*REQUIREMENT:*
Each line that holds the word "amplitude" is to be identified and copied.

Dataset rows about figures
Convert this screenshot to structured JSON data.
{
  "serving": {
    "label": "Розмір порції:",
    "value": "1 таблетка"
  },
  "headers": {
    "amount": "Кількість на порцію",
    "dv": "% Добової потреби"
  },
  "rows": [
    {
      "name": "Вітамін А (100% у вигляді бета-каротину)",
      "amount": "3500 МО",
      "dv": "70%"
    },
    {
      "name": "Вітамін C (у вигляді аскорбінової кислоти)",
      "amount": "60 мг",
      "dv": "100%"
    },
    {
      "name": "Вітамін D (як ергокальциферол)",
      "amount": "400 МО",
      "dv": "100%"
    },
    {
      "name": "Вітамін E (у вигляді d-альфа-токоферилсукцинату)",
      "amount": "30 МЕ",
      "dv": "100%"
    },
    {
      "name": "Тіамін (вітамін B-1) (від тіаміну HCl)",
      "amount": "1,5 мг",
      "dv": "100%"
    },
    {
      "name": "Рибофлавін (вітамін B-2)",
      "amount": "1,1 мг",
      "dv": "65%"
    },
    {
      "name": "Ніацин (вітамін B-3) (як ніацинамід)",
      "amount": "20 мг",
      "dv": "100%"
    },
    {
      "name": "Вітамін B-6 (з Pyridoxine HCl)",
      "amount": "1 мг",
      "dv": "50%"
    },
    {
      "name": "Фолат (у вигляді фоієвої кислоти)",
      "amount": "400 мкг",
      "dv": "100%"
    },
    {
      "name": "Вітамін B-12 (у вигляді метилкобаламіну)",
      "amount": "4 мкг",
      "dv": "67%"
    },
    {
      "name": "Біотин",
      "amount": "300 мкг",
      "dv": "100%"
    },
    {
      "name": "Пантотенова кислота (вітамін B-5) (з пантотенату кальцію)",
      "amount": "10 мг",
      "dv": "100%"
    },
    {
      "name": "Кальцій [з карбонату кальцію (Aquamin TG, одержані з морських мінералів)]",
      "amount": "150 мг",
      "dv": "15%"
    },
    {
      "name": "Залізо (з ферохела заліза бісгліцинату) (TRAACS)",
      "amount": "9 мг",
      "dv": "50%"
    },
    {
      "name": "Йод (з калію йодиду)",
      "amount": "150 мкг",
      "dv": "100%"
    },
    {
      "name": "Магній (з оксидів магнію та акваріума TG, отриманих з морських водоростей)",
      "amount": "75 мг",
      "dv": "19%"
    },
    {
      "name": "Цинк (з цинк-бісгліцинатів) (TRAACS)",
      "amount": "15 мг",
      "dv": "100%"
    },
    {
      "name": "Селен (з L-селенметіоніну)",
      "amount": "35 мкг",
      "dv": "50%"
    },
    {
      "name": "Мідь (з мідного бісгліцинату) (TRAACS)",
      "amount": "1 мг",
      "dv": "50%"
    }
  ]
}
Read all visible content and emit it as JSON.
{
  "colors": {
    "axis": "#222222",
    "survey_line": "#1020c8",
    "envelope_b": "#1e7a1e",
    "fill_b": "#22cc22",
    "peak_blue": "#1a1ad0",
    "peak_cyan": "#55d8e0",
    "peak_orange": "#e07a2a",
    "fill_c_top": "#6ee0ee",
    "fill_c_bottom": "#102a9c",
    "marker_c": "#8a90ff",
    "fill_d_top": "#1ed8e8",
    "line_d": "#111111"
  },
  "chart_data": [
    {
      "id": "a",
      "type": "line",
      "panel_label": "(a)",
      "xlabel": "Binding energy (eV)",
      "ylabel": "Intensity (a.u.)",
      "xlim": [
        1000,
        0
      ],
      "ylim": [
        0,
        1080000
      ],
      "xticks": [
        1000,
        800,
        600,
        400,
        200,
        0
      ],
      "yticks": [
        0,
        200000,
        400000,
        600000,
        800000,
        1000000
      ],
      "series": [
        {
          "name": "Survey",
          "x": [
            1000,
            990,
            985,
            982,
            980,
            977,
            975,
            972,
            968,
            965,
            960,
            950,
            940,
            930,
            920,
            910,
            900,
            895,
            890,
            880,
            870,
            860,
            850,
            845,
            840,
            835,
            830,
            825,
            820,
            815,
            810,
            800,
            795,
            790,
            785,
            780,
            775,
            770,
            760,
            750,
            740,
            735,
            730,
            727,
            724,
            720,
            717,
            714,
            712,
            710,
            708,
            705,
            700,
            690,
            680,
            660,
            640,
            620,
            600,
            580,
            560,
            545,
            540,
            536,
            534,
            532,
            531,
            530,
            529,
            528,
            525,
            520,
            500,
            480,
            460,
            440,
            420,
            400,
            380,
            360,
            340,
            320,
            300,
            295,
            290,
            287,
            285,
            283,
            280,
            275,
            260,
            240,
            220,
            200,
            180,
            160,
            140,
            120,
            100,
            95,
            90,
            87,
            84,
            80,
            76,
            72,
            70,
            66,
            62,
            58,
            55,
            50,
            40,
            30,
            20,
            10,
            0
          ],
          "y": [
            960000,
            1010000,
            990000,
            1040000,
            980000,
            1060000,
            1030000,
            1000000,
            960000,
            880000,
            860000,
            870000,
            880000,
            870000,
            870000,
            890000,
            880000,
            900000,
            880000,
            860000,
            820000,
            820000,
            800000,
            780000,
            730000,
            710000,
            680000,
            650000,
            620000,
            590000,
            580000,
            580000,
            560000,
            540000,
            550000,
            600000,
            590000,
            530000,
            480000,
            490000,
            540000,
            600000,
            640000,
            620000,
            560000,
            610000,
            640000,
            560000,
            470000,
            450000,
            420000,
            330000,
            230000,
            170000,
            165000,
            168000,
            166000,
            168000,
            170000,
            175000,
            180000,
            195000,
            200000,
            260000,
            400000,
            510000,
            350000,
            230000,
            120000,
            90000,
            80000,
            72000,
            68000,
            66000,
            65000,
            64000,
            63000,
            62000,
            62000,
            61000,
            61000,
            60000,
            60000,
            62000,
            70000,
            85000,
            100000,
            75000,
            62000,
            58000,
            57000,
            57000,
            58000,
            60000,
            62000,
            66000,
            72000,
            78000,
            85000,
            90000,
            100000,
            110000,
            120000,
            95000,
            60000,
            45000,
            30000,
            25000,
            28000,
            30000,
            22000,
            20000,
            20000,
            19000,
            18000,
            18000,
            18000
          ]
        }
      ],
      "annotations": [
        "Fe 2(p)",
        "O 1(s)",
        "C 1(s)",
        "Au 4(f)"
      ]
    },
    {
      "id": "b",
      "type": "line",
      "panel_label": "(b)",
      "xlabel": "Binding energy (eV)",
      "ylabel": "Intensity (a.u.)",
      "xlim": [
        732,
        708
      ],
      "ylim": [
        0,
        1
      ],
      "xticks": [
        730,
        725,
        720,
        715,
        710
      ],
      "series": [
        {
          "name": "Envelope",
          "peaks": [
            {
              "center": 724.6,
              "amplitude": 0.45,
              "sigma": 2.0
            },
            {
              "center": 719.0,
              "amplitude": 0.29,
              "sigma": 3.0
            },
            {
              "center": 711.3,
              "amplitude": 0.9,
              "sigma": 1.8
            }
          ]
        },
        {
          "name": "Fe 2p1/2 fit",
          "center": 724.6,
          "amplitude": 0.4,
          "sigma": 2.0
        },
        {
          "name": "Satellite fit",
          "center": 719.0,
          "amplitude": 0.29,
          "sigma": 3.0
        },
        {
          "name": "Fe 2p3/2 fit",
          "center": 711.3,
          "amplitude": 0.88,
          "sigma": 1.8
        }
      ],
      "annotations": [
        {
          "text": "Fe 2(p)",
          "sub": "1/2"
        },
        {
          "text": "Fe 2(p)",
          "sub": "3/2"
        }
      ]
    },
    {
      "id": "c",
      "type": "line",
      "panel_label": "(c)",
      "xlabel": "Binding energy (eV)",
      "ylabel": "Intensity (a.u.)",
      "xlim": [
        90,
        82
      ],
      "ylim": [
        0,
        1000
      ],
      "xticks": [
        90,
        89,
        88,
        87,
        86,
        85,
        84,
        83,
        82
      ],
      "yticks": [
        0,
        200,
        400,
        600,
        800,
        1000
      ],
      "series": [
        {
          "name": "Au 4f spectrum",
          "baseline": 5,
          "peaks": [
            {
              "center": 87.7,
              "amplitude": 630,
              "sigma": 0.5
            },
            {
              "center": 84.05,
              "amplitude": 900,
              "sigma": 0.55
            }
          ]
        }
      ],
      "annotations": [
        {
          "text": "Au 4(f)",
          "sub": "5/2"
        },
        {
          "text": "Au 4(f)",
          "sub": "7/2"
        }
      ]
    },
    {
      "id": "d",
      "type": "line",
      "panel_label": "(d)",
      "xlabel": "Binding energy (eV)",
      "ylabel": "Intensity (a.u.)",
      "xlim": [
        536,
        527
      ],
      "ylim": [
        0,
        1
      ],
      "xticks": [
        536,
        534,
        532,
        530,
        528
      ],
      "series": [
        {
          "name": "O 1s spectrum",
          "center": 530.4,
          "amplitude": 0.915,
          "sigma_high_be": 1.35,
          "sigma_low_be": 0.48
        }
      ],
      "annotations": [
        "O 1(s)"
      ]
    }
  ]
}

*RESULT:*
              "amplitude": 0.45,
              "amplitude": 0.29,
              "amplitude": 0.9,
          "amplitude": 0.4,
          "amplitude": 0.29,
          "amplitude": 0.88,
              "amplitude": 630,
              "amplitude": 900,
          "amplitude": 0.915,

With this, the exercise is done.